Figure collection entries
*-*-*
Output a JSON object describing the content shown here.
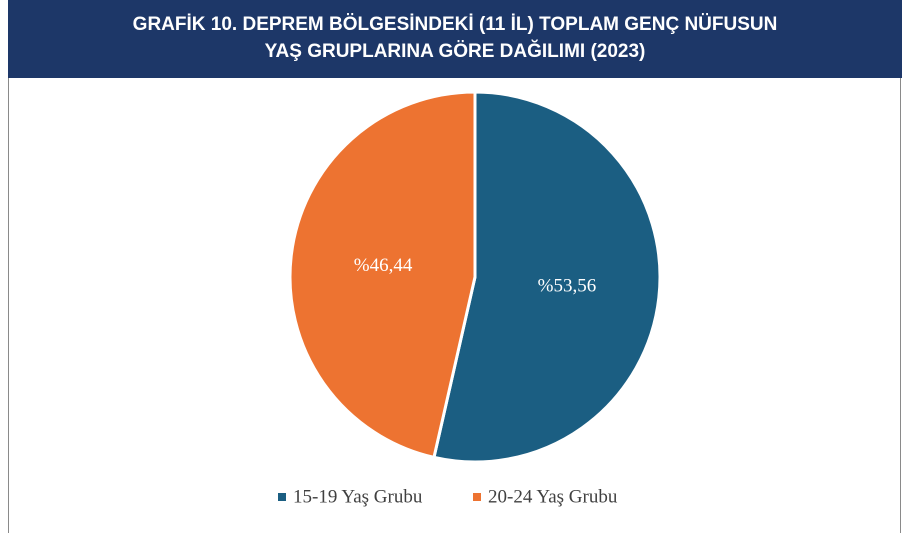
{
  "chart_data": {
    "type": "pie",
    "title": [
      "GRAFİK 10. DEPREM BÖLGESİNDEKİ (11 İL) TOPLAM GENÇ NÜFUSUN",
      "YAŞ GRUPLARINA GÖRE DAĞILIMI (2023)"
    ],
    "categories": [
      "15-19 Yaş Grubu",
      "20-24 Yaş Grubu"
    ],
    "values": [
      53.56,
      46.44
    ],
    "value_labels": [
      "%53,56",
      "%46,44"
    ],
    "colors": [
      "#1b5e82",
      "#ed7331"
    ],
    "legend": "bottom"
  }
}
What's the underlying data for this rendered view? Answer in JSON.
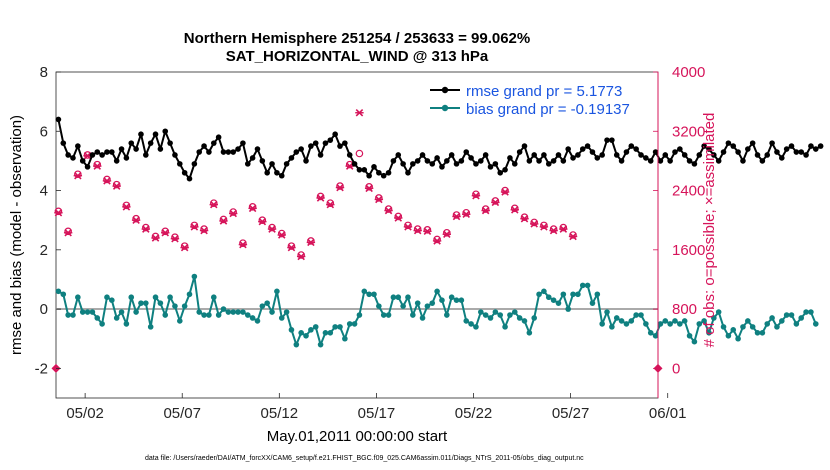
{
  "chart_data": {
    "type": "line",
    "title": "Northern Hemisphere 251254 / 253633 = 99.062%",
    "subtitle": "SAT_HORIZONTAL_WIND @ 313 hPa",
    "xlabel": "May.01,2011 00:00:00 start",
    "ylabel": "rmse and bias (model - observation)",
    "y2label": "# of obs: o=possible; ×=assimilated",
    "footnote": "data file: /Users/raeder/DAI/ATM_forcXX/CAM6_setup/f.e21.FHIST_BGC.f09_025.CAM6assim.011/Diags_NTrS_2011-05/obs_diag_output.nc",
    "xlim": [
      0.5,
      31.5
    ],
    "ylim": [
      -3,
      8
    ],
    "y2lim": [
      -400,
      4000
    ],
    "x_ticks": [
      2,
      7,
      12,
      17,
      22,
      27,
      32
    ],
    "x_tick_labels": [
      "05/02",
      "05/07",
      "05/12",
      "05/17",
      "05/22",
      "05/27",
      "06/01"
    ],
    "y_ticks": [
      "-2",
      "0",
      "2",
      "4",
      "6",
      "8"
    ],
    "y2_ticks": [
      "0",
      "800",
      "1600",
      "2400",
      "3200",
      "4000"
    ],
    "legend_location": "top-right",
    "colors": {
      "rmse": "#000000",
      "bias": "#0f8080",
      "obs": "#d6145a",
      "zero": "#aaaaaa"
    },
    "series": [
      {
        "name": "rmse grand pr = 5.1773",
        "color": "#000000",
        "x_start": 0.625,
        "x_step": 0.25,
        "values": [
          6.4,
          5.6,
          5.2,
          5.1,
          5.5,
          5.0,
          4.8,
          5.2,
          5.3,
          5.2,
          5.3,
          5.3,
          5.0,
          5.4,
          5.1,
          5.6,
          5.4,
          5.9,
          5.2,
          5.6,
          5.9,
          5.4,
          6.0,
          5.6,
          5.2,
          4.9,
          4.6,
          4.4,
          4.9,
          5.3,
          5.5,
          5.3,
          5.6,
          5.8,
          5.3,
          5.3,
          5.3,
          5.4,
          5.6,
          4.9,
          5.1,
          5.4,
          5.0,
          4.6,
          4.9,
          4.6,
          4.5,
          4.9,
          5.1,
          5.3,
          5.4,
          5.0,
          5.5,
          5.6,
          5.2,
          5.6,
          5.7,
          5.9,
          5.5,
          5.6,
          5.2,
          4.9,
          4.7,
          4.7,
          4.5,
          4.8,
          4.6,
          4.5,
          4.6,
          5.0,
          5.2,
          4.9,
          4.6,
          4.9,
          5.0,
          5.2,
          5.0,
          4.9,
          5.1,
          4.8,
          5.0,
          5.2,
          4.9,
          5.0,
          5.3,
          5.1,
          4.9,
          5.0,
          5.2,
          4.8,
          4.9,
          4.6,
          4.7,
          5.1,
          4.9,
          5.3,
          5.5,
          5.0,
          5.2,
          5.0,
          5.2,
          4.9,
          5.0,
          5.2,
          5.0,
          5.4,
          5.1,
          5.2,
          5.4,
          5.5,
          5.3,
          5.1,
          5.2,
          5.7,
          5.7,
          5.2,
          5.0,
          5.3,
          5.5,
          5.4,
          5.2,
          5.1,
          5.0,
          5.3,
          5.0,
          5.2,
          5.0,
          5.3,
          5.4,
          5.2,
          5.0,
          4.9,
          5.2,
          5.5,
          5.4,
          5.2,
          5.0,
          5.3,
          5.6,
          5.5,
          5.3,
          5.0,
          5.4,
          5.6,
          5.2,
          5.0,
          5.2,
          5.6,
          5.3,
          5.1,
          5.4,
          5.5,
          5.3,
          5.3,
          5.2,
          5.5,
          5.4,
          5.5
        ]
      },
      {
        "name": "bias grand pr = -0.19137",
        "color": "#0f8080",
        "x_start": 0.625,
        "x_step": 0.25,
        "values": [
          0.6,
          0.5,
          -0.2,
          -0.2,
          0.4,
          -0.1,
          -0.1,
          -0.1,
          -0.3,
          -0.5,
          0.4,
          0.3,
          -0.3,
          -0.1,
          -0.5,
          0.4,
          -0.1,
          0.2,
          0.2,
          -0.6,
          0.4,
          0.2,
          -0.2,
          0.4,
          0.1,
          -0.4,
          0.1,
          0.5,
          1.1,
          -0.1,
          -0.2,
          -0.2,
          0.4,
          -0.2,
          0.0,
          -0.1,
          -0.1,
          -0.1,
          -0.1,
          -0.2,
          -0.3,
          -0.4,
          0.1,
          0.2,
          -0.1,
          0.6,
          -0.3,
          -0.1,
          -0.7,
          -1.2,
          -0.8,
          -0.9,
          -0.7,
          -0.6,
          -1.2,
          -0.8,
          -0.8,
          -0.6,
          -0.6,
          -1.0,
          -0.5,
          -0.5,
          -0.2,
          0.6,
          0.5,
          0.5,
          0.1,
          -0.2,
          -0.2,
          0.4,
          0.4,
          0.1,
          0.4,
          -0.2,
          0.2,
          -0.3,
          0.1,
          0.2,
          0.6,
          0.3,
          -0.2,
          0.4,
          0.3,
          0.3,
          -0.4,
          -0.5,
          -0.6,
          -0.1,
          -0.2,
          -0.3,
          -0.1,
          -0.2,
          -0.6,
          -0.2,
          -0.1,
          -0.3,
          -0.4,
          -0.8,
          -0.3,
          0.5,
          0.6,
          0.4,
          0.3,
          0.2,
          0.5,
          0.0,
          0.5,
          0.5,
          0.8,
          0.8,
          0.2,
          0.5,
          -0.5,
          -0.1,
          -0.6,
          -0.3,
          -0.4,
          -0.5,
          -0.4,
          -0.2,
          -0.2,
          -0.5,
          -0.8,
          -0.9,
          -0.5,
          -0.4,
          -0.5,
          -0.4,
          -0.5,
          -0.4,
          -0.9,
          -1.1,
          -0.5,
          -0.4,
          -0.8,
          -0.3,
          -0.1,
          -0.6,
          -0.9,
          -0.7,
          -1.0,
          -0.6,
          -0.4,
          -0.6,
          -0.8,
          -0.8,
          -0.5,
          -0.3,
          -0.6,
          -0.4,
          -0.2,
          -0.2,
          -0.5,
          -0.3,
          -0.1,
          -0.1,
          -0.5
        ]
      }
    ],
    "obs_possible": {
      "name": "possible",
      "marker": "o",
      "x_start": 0.625,
      "x_step": 0.5,
      "values": [
        2120,
        1850,
        2620,
        2880,
        2750,
        2550,
        2480,
        2200,
        2020,
        1900,
        1780,
        1850,
        1770,
        1650,
        1930,
        1880,
        2230,
        2010,
        2110,
        1690,
        2180,
        2000,
        1900,
        1820,
        1650,
        1530,
        1720,
        2320,
        2230,
        2460,
        2750,
        2900,
        2450,
        2300,
        2150,
        2050,
        1930,
        1880,
        1870,
        1740,
        1830,
        2070,
        2100,
        2350,
        2150,
        2260,
        2400,
        2160,
        2040,
        1970,
        1930,
        1880,
        1900,
        1800
      ]
    },
    "obs_assimilated": {
      "name": "assimilated",
      "marker": "x",
      "x_start": 0.625,
      "x_step": 0.5,
      "values": [
        2100,
        1830,
        2600,
        2870,
        2730,
        2530,
        2460,
        2180,
        2000,
        1880,
        1760,
        1830,
        1750,
        1630,
        1910,
        1860,
        2210,
        1990,
        2090,
        1670,
        2160,
        1980,
        1880,
        1800,
        1630,
        1510,
        1700,
        2300,
        2210,
        2440,
        2730,
        3450,
        2430,
        2280,
        2130,
        2030,
        1910,
        1860,
        1850,
        1720,
        1810,
        2050,
        2080,
        2330,
        2130,
        2240,
        2380,
        2140,
        2020,
        1950,
        1910,
        1860,
        1880,
        1780
      ]
    },
    "obs_endpoints": {
      "x": [
        0.5,
        31.5
      ],
      "values": [
        0,
        0
      ]
    }
  }
}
*-*-*
Look through the lines above and collect those with the word "name".

        "name": "rmse grand pr = 5.1773",
        "name": "bias grand pr = -0.19137",
      "name": "possible",
      "name": "assimilated",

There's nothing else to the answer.